Rows:
§ §

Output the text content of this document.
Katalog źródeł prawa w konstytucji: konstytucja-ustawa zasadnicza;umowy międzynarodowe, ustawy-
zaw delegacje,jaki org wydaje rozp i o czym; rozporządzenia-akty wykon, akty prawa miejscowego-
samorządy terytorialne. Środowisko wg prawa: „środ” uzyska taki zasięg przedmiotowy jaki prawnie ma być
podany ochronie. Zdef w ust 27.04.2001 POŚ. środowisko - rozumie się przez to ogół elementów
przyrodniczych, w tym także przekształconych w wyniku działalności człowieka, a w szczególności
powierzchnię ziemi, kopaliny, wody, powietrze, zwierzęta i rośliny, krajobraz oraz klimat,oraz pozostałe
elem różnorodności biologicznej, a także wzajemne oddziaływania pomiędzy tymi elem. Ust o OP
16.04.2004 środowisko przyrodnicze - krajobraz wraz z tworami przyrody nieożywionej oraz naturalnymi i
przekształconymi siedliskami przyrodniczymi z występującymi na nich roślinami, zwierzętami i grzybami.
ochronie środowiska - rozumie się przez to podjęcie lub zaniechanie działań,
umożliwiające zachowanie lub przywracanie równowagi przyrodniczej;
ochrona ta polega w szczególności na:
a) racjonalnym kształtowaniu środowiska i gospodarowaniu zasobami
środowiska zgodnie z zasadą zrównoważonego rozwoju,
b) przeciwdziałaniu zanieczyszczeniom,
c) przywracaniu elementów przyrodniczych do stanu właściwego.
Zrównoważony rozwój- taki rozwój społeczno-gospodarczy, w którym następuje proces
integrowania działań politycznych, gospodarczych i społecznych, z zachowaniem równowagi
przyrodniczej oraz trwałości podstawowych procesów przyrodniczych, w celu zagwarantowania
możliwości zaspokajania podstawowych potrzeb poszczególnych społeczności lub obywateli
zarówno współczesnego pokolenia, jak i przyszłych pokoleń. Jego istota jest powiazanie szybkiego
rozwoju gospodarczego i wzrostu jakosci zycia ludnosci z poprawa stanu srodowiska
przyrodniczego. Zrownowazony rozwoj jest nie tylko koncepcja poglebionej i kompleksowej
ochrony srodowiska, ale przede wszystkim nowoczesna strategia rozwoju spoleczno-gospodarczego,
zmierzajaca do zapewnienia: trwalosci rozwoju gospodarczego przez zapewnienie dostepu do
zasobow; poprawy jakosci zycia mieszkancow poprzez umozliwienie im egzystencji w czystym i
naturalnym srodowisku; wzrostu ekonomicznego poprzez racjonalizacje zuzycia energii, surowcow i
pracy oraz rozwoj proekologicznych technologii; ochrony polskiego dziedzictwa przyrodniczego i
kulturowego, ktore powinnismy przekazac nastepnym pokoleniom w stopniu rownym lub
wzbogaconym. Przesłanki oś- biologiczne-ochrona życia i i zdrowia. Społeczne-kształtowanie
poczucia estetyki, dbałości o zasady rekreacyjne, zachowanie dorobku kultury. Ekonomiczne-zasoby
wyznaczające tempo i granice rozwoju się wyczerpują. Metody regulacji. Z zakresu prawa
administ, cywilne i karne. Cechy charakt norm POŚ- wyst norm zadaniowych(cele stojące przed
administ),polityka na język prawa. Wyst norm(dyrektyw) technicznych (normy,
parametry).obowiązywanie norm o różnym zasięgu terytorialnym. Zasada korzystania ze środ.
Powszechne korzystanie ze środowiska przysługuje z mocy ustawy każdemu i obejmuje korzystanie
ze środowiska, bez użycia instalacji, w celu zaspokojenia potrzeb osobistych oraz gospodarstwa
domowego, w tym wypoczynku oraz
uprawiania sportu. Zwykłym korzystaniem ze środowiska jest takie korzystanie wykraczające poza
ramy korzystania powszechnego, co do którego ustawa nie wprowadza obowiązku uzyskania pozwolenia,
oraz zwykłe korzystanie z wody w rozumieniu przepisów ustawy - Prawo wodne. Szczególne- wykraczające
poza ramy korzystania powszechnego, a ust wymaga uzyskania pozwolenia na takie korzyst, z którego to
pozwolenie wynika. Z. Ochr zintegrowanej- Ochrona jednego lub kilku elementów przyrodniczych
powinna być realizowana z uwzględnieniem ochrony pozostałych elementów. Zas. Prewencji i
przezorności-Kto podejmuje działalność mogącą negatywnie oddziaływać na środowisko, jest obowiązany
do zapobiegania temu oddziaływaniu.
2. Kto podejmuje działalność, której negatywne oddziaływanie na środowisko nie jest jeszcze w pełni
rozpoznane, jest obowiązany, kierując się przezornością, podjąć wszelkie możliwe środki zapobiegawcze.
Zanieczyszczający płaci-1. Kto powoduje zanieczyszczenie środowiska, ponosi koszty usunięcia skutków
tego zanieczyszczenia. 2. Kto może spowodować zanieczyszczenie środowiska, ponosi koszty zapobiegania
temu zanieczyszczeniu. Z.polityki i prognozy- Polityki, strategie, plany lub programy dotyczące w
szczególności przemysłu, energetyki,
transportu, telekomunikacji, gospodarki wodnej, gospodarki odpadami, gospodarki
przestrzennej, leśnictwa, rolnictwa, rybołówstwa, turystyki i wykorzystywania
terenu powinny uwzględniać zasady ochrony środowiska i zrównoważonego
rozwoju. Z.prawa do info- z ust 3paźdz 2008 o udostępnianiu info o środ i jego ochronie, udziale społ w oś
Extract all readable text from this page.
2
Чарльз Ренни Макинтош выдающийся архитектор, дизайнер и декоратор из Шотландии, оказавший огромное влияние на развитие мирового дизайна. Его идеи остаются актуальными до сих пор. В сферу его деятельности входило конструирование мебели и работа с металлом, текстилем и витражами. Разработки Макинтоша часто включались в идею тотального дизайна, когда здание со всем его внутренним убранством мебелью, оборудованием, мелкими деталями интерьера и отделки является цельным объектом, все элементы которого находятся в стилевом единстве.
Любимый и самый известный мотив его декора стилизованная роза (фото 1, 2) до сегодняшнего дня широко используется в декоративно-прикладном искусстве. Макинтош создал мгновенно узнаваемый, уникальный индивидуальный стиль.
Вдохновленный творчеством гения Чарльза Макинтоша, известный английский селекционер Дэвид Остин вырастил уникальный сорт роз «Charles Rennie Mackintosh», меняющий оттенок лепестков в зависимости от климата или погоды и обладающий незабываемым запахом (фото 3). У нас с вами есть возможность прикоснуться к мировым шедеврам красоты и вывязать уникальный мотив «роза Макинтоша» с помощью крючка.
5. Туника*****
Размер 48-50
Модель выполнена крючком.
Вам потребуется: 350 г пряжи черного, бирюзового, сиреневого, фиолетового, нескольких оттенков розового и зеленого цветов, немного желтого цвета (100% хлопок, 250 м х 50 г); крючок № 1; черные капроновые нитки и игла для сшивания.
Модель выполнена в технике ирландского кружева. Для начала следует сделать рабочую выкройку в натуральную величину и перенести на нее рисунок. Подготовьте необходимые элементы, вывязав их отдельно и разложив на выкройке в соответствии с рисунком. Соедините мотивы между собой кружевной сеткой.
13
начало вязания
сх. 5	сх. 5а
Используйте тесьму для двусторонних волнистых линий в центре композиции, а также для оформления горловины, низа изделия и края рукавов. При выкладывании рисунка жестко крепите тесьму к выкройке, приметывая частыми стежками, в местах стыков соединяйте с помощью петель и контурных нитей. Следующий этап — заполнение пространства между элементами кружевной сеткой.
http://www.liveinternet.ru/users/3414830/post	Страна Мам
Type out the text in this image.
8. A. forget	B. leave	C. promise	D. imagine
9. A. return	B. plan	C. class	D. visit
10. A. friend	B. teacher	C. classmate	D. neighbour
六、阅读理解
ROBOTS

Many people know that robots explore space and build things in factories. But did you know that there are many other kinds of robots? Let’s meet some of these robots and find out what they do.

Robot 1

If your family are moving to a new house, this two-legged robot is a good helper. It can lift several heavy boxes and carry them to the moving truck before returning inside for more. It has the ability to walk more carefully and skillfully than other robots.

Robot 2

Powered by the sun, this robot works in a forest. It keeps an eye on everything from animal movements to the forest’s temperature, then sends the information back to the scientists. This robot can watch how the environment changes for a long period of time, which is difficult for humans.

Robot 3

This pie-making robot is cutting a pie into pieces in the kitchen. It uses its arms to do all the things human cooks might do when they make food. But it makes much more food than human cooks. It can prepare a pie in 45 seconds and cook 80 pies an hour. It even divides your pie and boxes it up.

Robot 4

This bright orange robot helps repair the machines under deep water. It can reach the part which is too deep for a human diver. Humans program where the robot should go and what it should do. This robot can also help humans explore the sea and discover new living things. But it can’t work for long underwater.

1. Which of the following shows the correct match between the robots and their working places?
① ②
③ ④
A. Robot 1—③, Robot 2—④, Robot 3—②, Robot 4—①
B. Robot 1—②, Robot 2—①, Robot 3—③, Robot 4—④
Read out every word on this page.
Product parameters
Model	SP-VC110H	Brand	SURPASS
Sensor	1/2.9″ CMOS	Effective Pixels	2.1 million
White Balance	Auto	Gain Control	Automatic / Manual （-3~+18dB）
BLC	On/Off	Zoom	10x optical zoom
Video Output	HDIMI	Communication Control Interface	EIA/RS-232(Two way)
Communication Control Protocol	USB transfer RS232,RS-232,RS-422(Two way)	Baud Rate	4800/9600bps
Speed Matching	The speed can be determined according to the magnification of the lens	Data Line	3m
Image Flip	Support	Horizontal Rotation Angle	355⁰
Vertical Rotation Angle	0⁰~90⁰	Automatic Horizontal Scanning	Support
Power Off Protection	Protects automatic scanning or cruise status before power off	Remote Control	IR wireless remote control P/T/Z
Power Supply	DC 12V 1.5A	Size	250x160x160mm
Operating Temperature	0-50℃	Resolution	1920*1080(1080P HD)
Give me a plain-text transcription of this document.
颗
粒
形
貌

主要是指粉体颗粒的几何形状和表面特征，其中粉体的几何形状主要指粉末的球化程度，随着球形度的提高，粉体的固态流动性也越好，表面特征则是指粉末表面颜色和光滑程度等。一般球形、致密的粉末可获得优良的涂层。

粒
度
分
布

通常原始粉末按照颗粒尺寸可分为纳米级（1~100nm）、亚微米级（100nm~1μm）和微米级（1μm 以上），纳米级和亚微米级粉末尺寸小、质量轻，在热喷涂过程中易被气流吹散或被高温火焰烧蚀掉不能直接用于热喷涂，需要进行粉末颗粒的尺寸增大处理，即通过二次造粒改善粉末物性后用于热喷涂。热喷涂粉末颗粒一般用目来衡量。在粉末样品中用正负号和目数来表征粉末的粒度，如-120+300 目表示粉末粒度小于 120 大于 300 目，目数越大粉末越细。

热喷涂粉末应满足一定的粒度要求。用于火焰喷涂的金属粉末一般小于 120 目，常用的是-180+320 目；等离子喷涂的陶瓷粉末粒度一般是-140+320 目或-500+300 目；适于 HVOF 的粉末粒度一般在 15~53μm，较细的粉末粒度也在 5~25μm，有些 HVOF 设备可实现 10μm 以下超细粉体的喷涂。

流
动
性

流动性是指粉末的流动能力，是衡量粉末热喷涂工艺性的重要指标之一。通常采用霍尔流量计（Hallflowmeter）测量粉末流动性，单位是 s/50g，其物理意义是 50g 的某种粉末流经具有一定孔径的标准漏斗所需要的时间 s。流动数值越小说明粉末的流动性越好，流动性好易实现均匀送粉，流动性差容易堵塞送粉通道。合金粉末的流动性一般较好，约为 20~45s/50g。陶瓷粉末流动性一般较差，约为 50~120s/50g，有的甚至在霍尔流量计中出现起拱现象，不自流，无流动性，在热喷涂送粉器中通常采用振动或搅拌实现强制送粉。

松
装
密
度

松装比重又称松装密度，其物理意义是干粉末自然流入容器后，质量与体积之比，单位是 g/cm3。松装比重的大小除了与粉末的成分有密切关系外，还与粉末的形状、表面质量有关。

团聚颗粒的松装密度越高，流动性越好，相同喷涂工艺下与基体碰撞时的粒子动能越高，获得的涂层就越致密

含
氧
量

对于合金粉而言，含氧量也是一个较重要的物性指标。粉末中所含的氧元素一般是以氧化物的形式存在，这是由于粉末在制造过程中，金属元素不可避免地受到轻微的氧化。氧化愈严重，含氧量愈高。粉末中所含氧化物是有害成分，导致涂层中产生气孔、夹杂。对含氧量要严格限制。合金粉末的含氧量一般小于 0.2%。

§ §

Requirements: Report only the number of lines in the records that include the word "norm".

Response: 3